* Start Source material *
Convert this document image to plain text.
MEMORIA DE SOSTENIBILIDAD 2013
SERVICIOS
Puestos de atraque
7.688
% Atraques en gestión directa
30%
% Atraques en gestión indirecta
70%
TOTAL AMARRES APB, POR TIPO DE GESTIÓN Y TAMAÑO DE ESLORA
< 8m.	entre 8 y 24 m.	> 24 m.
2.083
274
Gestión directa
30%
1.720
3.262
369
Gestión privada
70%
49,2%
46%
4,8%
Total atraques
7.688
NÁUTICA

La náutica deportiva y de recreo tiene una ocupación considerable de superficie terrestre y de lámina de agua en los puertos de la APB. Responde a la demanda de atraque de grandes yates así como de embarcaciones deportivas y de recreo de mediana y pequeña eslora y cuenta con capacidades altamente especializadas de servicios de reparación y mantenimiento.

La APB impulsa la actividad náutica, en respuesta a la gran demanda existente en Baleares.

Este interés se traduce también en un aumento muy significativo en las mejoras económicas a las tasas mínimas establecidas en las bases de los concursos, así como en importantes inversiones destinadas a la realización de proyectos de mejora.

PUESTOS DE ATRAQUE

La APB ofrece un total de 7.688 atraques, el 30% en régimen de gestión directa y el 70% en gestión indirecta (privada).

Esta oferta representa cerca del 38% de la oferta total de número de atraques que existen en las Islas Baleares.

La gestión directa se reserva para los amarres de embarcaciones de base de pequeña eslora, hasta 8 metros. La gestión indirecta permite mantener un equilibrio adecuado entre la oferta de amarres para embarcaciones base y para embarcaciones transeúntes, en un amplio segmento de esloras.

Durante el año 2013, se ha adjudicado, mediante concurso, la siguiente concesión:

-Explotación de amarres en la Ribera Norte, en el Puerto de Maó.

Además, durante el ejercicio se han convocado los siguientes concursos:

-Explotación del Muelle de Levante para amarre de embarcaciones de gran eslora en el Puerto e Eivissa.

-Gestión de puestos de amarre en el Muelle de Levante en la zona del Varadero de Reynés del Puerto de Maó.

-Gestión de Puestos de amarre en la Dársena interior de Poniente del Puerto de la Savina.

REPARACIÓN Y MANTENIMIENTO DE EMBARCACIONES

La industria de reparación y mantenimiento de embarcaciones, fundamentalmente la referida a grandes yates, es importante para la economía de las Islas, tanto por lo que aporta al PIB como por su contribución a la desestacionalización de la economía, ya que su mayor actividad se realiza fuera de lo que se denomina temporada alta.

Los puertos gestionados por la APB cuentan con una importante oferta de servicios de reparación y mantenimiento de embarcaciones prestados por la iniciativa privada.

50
* End Source material *
* Start Source material *
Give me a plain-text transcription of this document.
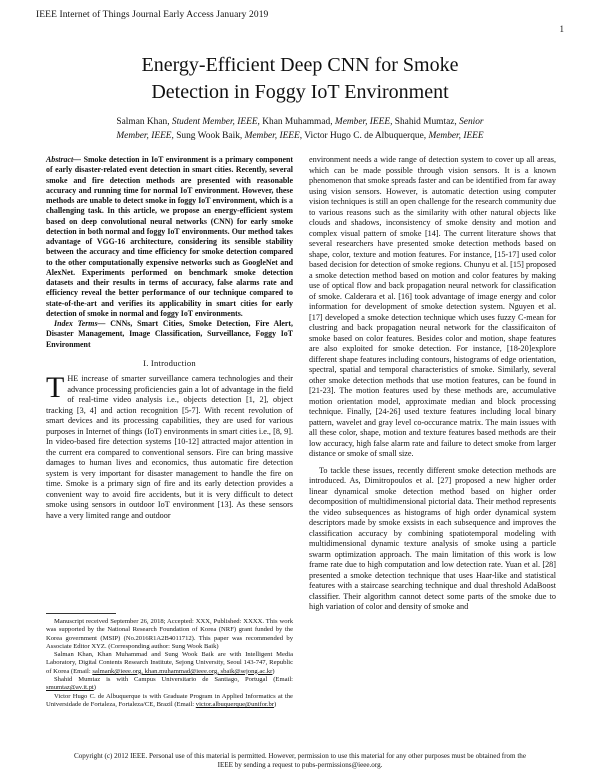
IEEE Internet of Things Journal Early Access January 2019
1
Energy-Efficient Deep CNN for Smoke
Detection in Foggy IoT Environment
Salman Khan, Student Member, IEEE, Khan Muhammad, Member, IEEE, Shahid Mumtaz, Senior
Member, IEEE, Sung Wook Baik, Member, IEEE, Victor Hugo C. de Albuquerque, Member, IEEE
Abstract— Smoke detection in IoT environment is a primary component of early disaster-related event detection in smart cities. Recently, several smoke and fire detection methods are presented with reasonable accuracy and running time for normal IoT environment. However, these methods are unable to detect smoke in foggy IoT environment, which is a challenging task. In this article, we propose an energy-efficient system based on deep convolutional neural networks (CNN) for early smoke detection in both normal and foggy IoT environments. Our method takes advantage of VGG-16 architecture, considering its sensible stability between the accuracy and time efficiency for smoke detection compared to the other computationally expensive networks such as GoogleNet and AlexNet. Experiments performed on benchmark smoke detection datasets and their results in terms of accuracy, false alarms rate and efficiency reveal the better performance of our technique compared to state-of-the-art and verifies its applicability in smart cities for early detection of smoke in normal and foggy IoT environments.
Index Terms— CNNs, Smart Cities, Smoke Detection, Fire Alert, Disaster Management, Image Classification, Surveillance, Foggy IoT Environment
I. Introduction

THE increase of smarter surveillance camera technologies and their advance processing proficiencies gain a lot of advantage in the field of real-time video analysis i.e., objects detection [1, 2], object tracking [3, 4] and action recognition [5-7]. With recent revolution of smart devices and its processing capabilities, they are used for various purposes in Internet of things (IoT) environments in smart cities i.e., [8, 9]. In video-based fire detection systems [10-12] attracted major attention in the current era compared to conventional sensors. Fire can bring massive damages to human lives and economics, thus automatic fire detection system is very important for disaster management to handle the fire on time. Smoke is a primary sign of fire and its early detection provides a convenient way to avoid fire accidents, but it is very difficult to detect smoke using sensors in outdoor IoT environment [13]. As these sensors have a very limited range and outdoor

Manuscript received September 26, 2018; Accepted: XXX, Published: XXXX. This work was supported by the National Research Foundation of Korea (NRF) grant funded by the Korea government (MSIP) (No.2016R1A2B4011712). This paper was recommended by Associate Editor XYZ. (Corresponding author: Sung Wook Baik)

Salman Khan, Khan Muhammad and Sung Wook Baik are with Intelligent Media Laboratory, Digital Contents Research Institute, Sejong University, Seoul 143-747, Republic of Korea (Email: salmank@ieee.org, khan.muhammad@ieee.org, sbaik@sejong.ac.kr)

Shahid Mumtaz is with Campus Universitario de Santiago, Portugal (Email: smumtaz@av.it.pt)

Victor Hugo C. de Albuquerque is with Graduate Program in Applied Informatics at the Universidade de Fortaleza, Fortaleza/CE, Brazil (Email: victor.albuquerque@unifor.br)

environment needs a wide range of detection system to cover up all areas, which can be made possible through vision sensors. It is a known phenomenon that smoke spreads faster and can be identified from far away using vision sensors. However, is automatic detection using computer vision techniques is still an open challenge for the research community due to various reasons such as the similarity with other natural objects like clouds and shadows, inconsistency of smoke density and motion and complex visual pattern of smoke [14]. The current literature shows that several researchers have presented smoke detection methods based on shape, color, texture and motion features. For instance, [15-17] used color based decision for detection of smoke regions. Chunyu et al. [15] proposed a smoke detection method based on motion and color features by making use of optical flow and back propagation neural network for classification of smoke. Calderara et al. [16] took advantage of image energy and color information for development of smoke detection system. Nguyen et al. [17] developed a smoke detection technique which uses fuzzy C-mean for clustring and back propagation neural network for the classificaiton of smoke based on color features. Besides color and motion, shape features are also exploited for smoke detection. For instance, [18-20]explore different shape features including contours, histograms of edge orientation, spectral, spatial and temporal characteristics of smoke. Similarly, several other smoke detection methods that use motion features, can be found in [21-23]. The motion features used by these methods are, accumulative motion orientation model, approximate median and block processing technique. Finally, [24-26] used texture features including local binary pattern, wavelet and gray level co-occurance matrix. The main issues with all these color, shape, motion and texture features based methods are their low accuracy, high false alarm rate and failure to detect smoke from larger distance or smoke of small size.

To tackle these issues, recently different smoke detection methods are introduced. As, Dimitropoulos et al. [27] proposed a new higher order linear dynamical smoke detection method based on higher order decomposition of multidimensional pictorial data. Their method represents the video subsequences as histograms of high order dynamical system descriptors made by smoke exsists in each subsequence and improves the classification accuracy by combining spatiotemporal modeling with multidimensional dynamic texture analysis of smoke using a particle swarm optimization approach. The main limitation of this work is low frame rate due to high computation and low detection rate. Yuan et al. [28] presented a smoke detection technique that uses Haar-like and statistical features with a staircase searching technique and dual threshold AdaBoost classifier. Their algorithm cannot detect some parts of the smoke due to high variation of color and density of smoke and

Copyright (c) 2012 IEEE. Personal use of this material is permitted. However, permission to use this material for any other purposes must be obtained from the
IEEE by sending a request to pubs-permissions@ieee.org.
* End Source material *
Find every line in the records above that holds the word "Baleares", and copy each one.

**Exercise answer**
La APB impulsa la actividad náutica, en respuesta a la gran demanda existente en Baleares.
Esta oferta representa cerca del 38% de la oferta total de número de atraques que existen en las Islas Baleares.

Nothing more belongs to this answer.